__PROBLEM TO WORK ON__
Can the data below be set down again exactly, line for line?
## begin EXERCISE MATERIAL
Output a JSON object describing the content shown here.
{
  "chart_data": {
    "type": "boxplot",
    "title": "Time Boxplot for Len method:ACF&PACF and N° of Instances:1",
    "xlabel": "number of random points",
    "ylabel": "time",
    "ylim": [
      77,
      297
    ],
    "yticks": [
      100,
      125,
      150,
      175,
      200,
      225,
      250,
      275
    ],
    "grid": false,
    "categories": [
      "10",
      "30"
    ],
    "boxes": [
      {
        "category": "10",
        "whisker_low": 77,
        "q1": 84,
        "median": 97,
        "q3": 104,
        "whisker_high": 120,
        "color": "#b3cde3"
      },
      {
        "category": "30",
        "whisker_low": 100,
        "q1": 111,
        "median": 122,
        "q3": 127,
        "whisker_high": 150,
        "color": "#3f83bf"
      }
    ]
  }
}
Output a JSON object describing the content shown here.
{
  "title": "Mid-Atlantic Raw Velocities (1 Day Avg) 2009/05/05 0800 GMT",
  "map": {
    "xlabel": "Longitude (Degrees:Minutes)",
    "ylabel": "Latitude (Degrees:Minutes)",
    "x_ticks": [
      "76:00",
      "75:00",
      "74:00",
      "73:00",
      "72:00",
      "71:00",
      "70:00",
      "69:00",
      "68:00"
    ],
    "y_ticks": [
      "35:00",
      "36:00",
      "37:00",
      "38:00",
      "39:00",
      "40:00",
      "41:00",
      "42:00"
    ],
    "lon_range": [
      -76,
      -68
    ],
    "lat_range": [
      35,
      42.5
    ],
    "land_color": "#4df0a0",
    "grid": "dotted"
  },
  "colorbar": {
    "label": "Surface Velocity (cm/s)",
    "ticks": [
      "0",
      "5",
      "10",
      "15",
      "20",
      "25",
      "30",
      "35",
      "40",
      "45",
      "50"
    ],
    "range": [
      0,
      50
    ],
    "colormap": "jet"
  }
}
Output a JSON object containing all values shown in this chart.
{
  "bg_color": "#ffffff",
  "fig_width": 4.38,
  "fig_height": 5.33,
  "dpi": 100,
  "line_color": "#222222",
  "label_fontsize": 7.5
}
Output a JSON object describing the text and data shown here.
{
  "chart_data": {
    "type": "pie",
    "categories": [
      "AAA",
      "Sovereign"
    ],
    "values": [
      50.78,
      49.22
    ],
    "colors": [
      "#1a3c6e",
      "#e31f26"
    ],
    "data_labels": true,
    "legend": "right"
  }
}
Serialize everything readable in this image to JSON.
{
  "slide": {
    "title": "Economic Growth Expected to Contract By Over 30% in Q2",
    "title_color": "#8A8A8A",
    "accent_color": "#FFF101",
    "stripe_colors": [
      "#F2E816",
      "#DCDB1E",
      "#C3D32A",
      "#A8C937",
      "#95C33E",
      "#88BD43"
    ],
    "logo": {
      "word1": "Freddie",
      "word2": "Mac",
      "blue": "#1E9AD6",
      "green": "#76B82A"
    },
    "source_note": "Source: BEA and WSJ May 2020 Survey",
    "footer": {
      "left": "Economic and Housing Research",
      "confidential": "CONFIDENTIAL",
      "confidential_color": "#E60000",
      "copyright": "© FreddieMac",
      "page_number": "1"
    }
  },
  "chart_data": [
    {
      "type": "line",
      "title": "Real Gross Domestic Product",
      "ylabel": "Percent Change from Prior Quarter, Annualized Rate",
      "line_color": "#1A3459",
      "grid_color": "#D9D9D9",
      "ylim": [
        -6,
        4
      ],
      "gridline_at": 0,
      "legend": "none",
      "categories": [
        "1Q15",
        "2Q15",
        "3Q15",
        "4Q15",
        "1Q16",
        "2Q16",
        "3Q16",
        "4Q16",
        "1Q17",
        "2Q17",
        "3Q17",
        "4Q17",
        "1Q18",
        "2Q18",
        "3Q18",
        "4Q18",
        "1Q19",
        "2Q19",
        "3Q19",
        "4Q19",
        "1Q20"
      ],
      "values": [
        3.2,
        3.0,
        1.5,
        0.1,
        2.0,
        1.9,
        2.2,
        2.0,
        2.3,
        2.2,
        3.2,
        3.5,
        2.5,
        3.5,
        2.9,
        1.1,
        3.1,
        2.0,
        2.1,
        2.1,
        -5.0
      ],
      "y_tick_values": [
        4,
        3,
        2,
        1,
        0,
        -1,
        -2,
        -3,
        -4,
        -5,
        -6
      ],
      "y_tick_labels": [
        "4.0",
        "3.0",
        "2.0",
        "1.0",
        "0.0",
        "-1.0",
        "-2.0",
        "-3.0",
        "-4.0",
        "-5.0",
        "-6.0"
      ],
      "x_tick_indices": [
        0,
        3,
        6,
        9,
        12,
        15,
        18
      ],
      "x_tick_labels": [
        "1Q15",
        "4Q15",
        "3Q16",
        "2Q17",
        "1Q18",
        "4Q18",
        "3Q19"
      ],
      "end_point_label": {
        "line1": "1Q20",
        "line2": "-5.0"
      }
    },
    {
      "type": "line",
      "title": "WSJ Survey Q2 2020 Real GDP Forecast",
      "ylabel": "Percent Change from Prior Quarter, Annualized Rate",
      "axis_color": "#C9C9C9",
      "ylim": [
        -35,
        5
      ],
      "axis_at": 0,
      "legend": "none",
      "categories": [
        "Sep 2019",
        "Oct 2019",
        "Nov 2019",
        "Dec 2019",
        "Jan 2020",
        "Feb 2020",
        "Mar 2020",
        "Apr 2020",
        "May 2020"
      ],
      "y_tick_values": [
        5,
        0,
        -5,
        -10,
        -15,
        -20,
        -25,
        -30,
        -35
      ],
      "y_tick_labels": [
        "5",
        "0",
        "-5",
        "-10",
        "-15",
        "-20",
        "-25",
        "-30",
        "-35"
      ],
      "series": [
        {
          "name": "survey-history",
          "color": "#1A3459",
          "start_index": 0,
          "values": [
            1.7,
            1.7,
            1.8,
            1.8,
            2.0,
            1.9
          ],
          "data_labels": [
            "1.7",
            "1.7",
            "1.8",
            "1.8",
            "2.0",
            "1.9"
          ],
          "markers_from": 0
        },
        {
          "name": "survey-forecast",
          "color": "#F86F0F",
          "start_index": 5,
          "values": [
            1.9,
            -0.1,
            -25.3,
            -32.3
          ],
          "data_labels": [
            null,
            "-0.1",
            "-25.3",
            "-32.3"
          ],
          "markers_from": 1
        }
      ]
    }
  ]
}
## end EXERCISE MATERIAL
__EXPECTED OUTPUT__
Output a JSON object describing the content shown here.
{
  "chart_data": {
    "type": "boxplot",
    "title": "Time Boxplot for Len method:ACF&PACF and N° of Instances:1",
    "xlabel": "number of random points",
    "ylabel": "time",
    "ylim": [
      77,
      297
    ],
    "yticks": [
      100,
      125,
      150,
      175,
      200,
      225,
      250,
      275
    ],
    "grid": false,
    "categories": [
      "10",
      "30"
    ],
    "boxes": [
      {
        "category": "10",
        "whisker_low": 77,
        "q1": 84,
        "median": 97,
        "q3": 104,
        "whisker_high": 120,
        "color": "#b3cde3"
      },
      {
        "category": "30",
        "whisker_low": 100,
        "q1": 111,
        "median": 122,
        "q3": 127,
        "whisker_high": 150,
        "color": "#3f83bf"
      }
    ]
  }
}
Output a JSON object describing the content shown here.
{
  "title": "Mid-Atlantic Raw Velocities (1 Day Avg) 2009/05/05 0800 GMT",
  "map": {
    "xlabel": "Longitude (Degrees:Minutes)",
    "ylabel": "Latitude (Degrees:Minutes)",
    "x_ticks": [
      "76:00",
      "75:00",
      "74:00",
      "73:00",
      "72:00",
      "71:00",
      "70:00",
      "69:00",
      "68:00"
    ],
    "y_ticks": [
      "35:00",
      "36:00",
      "37:00",
      "38:00",
      "39:00",
      "40:00",
      "41:00",
      "42:00"
    ],
    "lon_range": [
      -76,
      -68
    ],
    "lat_range": [
      35,
      42.5
    ],
    "land_color": "#4df0a0",
    "grid": "dotted"
  },
  "colorbar": {
    "label": "Surface Velocity (cm/s)",
    "ticks": [
      "0",
      "5",
      "10",
      "15",
      "20",
      "25",
      "30",
      "35",
      "40",
      "45",
      "50"
    ],
    "range": [
      0,
      50
    ],
    "colormap": "jet"
  }
}
Output a JSON object containing all values shown in this chart.
{
  "bg_color": "#ffffff",
  "fig_width": 4.38,
  "fig_height": 5.33,
  "dpi": 100,
  "line_color": "#222222",
  "label_fontsize": 7.5
}
Output a JSON object describing the text and data shown here.
{
  "chart_data": {
    "type": "pie",
    "categories": [
      "AAA",
      "Sovereign"
    ],
    "values": [
      50.78,
      49.22
    ],
    "colors": [
      "#1a3c6e",
      "#e31f26"
    ],
    "data_labels": true,
    "legend": "right"
  }
}
Serialize everything readable in this image to JSON.
{
  "slide": {
    "title": "Economic Growth Expected to Contract By Over 30% in Q2",
    "title_color": "#8A8A8A",
    "accent_color": "#FFF101",
    "stripe_colors": [
      "#F2E816",
      "#DCDB1E",
      "#C3D32A",
      "#A8C937",
      "#95C33E",
      "#88BD43"
    ],
    "logo": {
      "word1": "Freddie",
      "word2": "Mac",
      "blue": "#1E9AD6",
      "green": "#76B82A"
    },
    "source_note": "Source: BEA and WSJ May 2020 Survey",
    "footer": {
      "left": "Economic and Housing Research",
      "confidential": "CONFIDENTIAL",
      "confidential_color": "#E60000",
      "copyright": "© FreddieMac",
      "page_number": "1"
    }
  },
  "chart_data": [
    {
      "type": "line",
      "title": "Real Gross Domestic Product",
      "ylabel": "Percent Change from Prior Quarter, Annualized Rate",
      "line_color": "#1A3459",
      "grid_color": "#D9D9D9",
      "ylim": [
        -6,
        4
      ],
      "gridline_at": 0,
      "legend": "none",
      "categories": [
        "1Q15",
        "2Q15",
        "3Q15",
        "4Q15",
        "1Q16",
        "2Q16",
        "3Q16",
        "4Q16",
        "1Q17",
        "2Q17",
        "3Q17",
        "4Q17",
        "1Q18",
        "2Q18",
        "3Q18",
        "4Q18",
        "1Q19",
        "2Q19",
        "3Q19",
        "4Q19",
        "1Q20"
      ],
      "values": [
        3.2,
        3.0,
        1.5,
        0.1,
        2.0,
        1.9,
        2.2,
        2.0,
        2.3,
        2.2,
        3.2,
        3.5,
        2.5,
        3.5,
        2.9,
        1.1,
        3.1,
        2.0,
        2.1,
        2.1,
        -5.0
      ],
      "y_tick_values": [
        4,
        3,
        2,
        1,
        0,
        -1,
        -2,
        -3,
        -4,
        -5,
        -6
      ],
      "y_tick_labels": [
        "4.0",
        "3.0",
        "2.0",
        "1.0",
        "0.0",
        "-1.0",
        "-2.0",
        "-3.0",
        "-4.0",
        "-5.0",
        "-6.0"
      ],
      "x_tick_indices": [
        0,
        3,
        6,
        9,
        12,
        15,
        18
      ],
      "x_tick_labels": [
        "1Q15",
        "4Q15",
        "3Q16",
        "2Q17",
        "1Q18",
        "4Q18",
        "3Q19"
      ],
      "end_point_label": {
        "line1": "1Q20",
        "line2": "-5.0"
      }
    },
    {
      "type": "line",
      "title": "WSJ Survey Q2 2020 Real GDP Forecast",
      "ylabel": "Percent Change from Prior Quarter, Annualized Rate",
      "axis_color": "#C9C9C9",
      "ylim": [
        -35,
        5
      ],
      "axis_at": 0,
      "legend": "none",
      "categories": [
        "Sep 2019",
        "Oct 2019",
        "Nov 2019",
        "Dec 2019",
        "Jan 2020",
        "Feb 2020",
        "Mar 2020",
        "Apr 2020",
        "May 2020"
      ],
      "y_tick_values": [
        5,
        0,
        -5,
        -10,
        -15,
        -20,
        -25,
        -30,
        -35
      ],
      "y_tick_labels": [
        "5",
        "0",
        "-5",
        "-10",
        "-15",
        "-20",
        "-25",
        "-30",
        "-35"
      ],
      "series": [
        {
          "name": "survey-history",
          "color": "#1A3459",
          "start_index": 0,
          "values": [
            1.7,
            1.7,
            1.8,
            1.8,
            2.0,
            1.9
          ],
          "data_labels": [
            "1.7",
            "1.7",
            "1.8",
            "1.8",
            "2.0",
            "1.9"
          ],
          "markers_from": 0
        },
        {
          "name": "survey-forecast",
          "color": "#F86F0F",
          "start_index": 5,
          "values": [
            1.9,
            -0.1,
            -25.3,
            -32.3
          ],
          "data_labels": [
            null,
            "-0.1",
            "-25.3",
            "-32.3"
          ],
          "markers_from": 1
        }
      ]
    }
  ]
}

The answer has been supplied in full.